● **Your goal**
I would like you to output every record below exactly, apart from the pictures.

● **Material to process**
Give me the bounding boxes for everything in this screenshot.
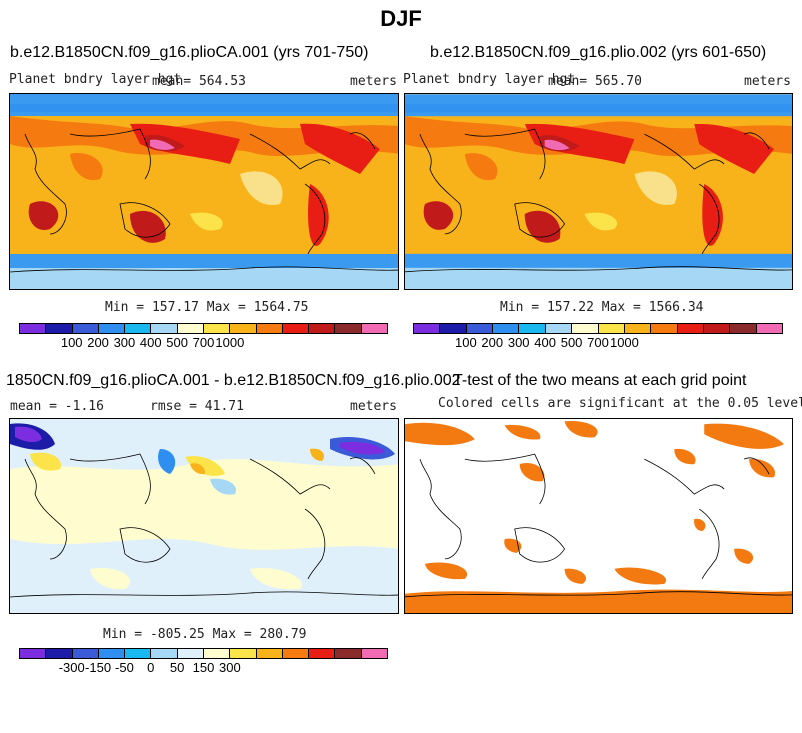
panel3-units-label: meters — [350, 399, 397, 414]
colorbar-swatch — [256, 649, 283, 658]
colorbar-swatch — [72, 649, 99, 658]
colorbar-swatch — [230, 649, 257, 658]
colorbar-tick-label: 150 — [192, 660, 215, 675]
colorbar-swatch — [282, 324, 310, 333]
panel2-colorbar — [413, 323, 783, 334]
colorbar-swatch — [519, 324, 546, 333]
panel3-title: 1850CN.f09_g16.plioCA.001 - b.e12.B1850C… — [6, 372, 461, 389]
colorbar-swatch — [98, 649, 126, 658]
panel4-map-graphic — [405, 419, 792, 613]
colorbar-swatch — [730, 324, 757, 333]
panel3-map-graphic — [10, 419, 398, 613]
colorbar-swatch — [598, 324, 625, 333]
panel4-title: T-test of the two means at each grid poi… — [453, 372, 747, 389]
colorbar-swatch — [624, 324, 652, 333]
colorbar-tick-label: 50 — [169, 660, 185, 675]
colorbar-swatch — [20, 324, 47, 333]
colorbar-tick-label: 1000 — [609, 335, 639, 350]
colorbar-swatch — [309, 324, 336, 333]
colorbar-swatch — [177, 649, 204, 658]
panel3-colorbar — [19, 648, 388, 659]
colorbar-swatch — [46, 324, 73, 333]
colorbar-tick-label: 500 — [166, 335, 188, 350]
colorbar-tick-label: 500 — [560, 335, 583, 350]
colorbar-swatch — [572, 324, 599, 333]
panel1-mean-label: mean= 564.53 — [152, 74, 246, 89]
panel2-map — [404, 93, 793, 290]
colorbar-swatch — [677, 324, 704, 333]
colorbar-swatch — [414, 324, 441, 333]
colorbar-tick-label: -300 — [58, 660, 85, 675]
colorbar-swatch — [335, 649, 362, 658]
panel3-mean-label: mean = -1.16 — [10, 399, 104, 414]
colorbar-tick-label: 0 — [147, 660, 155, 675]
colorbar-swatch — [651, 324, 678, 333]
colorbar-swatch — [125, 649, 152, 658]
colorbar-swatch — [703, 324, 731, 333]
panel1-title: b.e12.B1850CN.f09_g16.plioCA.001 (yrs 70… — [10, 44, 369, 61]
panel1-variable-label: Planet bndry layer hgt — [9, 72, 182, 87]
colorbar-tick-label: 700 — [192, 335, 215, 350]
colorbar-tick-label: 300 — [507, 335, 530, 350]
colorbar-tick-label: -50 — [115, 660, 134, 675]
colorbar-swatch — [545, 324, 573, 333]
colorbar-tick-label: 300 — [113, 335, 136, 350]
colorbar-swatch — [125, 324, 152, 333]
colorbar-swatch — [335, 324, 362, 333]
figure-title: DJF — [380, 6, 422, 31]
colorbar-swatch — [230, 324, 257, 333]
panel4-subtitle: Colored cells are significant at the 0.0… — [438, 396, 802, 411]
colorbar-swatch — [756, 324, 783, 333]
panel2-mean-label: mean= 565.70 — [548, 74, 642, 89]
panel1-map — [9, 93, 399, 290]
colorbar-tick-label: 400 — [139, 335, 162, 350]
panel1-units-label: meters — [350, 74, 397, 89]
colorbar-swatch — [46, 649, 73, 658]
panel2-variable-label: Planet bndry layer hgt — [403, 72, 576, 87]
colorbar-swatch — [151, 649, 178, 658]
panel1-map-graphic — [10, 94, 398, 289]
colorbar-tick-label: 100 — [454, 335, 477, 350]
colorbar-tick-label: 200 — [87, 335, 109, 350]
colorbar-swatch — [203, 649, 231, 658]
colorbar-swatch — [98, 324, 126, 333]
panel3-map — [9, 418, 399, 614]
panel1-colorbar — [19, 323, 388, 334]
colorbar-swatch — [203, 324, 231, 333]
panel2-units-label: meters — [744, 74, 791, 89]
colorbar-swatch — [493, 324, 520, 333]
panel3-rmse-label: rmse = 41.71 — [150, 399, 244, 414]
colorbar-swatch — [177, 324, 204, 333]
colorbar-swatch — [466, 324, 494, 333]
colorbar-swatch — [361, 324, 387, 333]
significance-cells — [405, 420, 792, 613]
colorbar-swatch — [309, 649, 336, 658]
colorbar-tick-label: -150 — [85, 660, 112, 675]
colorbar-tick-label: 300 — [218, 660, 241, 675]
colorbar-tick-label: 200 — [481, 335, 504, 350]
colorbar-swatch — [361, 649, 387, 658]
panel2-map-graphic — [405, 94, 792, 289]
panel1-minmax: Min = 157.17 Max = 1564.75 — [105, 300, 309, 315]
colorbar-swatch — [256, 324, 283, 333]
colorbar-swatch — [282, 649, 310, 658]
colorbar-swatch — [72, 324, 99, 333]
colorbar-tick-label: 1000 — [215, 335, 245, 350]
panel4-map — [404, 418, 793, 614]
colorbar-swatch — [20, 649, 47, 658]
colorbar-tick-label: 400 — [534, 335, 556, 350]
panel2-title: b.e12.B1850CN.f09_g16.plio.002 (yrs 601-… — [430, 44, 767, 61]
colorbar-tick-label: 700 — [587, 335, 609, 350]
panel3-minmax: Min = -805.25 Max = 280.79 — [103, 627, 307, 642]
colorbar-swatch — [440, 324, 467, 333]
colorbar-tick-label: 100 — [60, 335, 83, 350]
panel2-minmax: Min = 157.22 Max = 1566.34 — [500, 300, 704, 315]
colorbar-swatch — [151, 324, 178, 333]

● **Solution**
Give me the bounding boxes for everything in this screenshot.
panel3-units-label: meters — [350, 399, 397, 414]
colorbar-swatch — [256, 649, 283, 658]
colorbar-swatch — [72, 649, 99, 658]
colorbar-swatch — [230, 649, 257, 658]
colorbar-tick-label: 150 — [192, 660, 215, 675]
colorbar-swatch — [282, 324, 310, 333]
panel2-colorbar — [413, 323, 783, 334]
colorbar-swatch — [519, 324, 546, 333]
panel3-title: 1850CN.f09_g16.plioCA.001 - b.e12.B1850C… — [6, 372, 461, 389]
colorbar-swatch — [98, 649, 126, 658]
panel4-map-graphic — [405, 419, 792, 613]
colorbar-swatch — [730, 324, 757, 333]
panel3-map-graphic — [10, 419, 398, 613]
colorbar-swatch — [598, 324, 625, 333]
panel4-title: T-test of the two means at each grid poi… — [453, 372, 747, 389]
colorbar-swatch — [624, 324, 652, 333]
colorbar-tick-label: 50 — [169, 660, 185, 675]
colorbar-swatch — [20, 324, 47, 333]
colorbar-tick-label: 1000 — [609, 335, 639, 350]
colorbar-swatch — [309, 324, 336, 333]
colorbar-swatch — [177, 649, 204, 658]
panel3-colorbar — [19, 648, 388, 659]
colorbar-swatch — [46, 324, 73, 333]
colorbar-tick-label: 500 — [166, 335, 188, 350]
colorbar-tick-label: 500 — [560, 335, 583, 350]
colorbar-swatch — [572, 324, 599, 333]
panel1-mean-label: mean= 564.53 — [152, 74, 246, 89]
panel2-map — [404, 93, 793, 290]
colorbar-swatch — [677, 324, 704, 333]
colorbar-swatch — [414, 324, 441, 333]
colorbar-tick-label: -300 — [58, 660, 85, 675]
colorbar-swatch — [335, 649, 362, 658]
panel3-mean-label: mean = -1.16 — [10, 399, 104, 414]
colorbar-tick-label: 0 — [147, 660, 155, 675]
colorbar-swatch — [651, 324, 678, 333]
colorbar-swatch — [125, 649, 152, 658]
colorbar-swatch — [703, 324, 731, 333]
panel1-title: b.e12.B1850CN.f09_g16.plioCA.001 (yrs 70… — [10, 44, 369, 61]
panel1-variable-label: Planet bndry layer hgt — [9, 72, 182, 87]
colorbar-tick-label: 700 — [192, 335, 215, 350]
colorbar-tick-label: 300 — [507, 335, 530, 350]
colorbar-tick-label: -50 — [115, 660, 134, 675]
colorbar-swatch — [545, 324, 573, 333]
colorbar-tick-label: 300 — [113, 335, 136, 350]
colorbar-swatch — [125, 324, 152, 333]
colorbar-swatch — [335, 324, 362, 333]
figure-title: DJF — [380, 6, 422, 31]
colorbar-swatch — [230, 324, 257, 333]
panel4-subtitle: Colored cells are significant at the 0.0… — [438, 396, 802, 411]
colorbar-swatch — [756, 324, 783, 333]
panel2-mean-label: mean= 565.70 — [548, 74, 642, 89]
panel1-map — [9, 93, 399, 290]
colorbar-tick-label: 400 — [139, 335, 162, 350]
panel1-units-label: meters — [350, 74, 397, 89]
colorbar-swatch — [46, 649, 73, 658]
panel2-variable-label: Planet bndry layer hgt — [403, 72, 576, 87]
colorbar-swatch — [151, 649, 178, 658]
panel1-map-graphic — [10, 94, 398, 289]
colorbar-tick-label: 100 — [454, 335, 477, 350]
colorbar-tick-label: 200 — [87, 335, 109, 350]
colorbar-swatch — [203, 649, 231, 658]
colorbar-swatch — [98, 324, 126, 333]
panel3-map — [9, 418, 399, 614]
panel1-colorbar — [19, 323, 388, 334]
colorbar-swatch — [203, 324, 231, 333]
panel2-units-label: meters — [744, 74, 791, 89]
colorbar-swatch — [493, 324, 520, 333]
panel3-rmse-label: rmse = 41.71 — [150, 399, 244, 414]
colorbar-swatch — [177, 324, 204, 333]
colorbar-swatch — [466, 324, 494, 333]
colorbar-swatch — [361, 324, 387, 333]
significance-cells — [405, 420, 792, 613]
colorbar-swatch — [309, 649, 336, 658]
colorbar-tick-label: -150 — [85, 660, 112, 675]
colorbar-tick-label: 300 — [218, 660, 241, 675]
colorbar-tick-label: 200 — [481, 335, 504, 350]
colorbar-swatch — [361, 649, 387, 658]
panel2-map-graphic — [405, 94, 792, 289]
panel1-minmax: Min = 157.17 Max = 1564.75 — [105, 300, 309, 315]
colorbar-swatch — [256, 324, 283, 333]
colorbar-swatch — [282, 649, 310, 658]
colorbar-swatch — [72, 324, 99, 333]
colorbar-tick-label: 1000 — [215, 335, 245, 350]
panel4-map — [404, 418, 793, 614]
colorbar-swatch — [20, 649, 47, 658]
colorbar-tick-label: 400 — [534, 335, 556, 350]
panel2-title: b.e12.B1850CN.f09_g16.plio.002 (yrs 601-… — [430, 44, 767, 61]
colorbar-tick-label: 700 — [587, 335, 609, 350]
panel3-minmax: Min = -805.25 Max = 280.79 — [103, 627, 307, 642]
colorbar-swatch — [440, 324, 467, 333]
colorbar-tick-label: 100 — [60, 335, 83, 350]
panel2-minmax: Min = 157.22 Max = 1566.34 — [500, 300, 704, 315]
colorbar-swatch — [151, 324, 178, 333]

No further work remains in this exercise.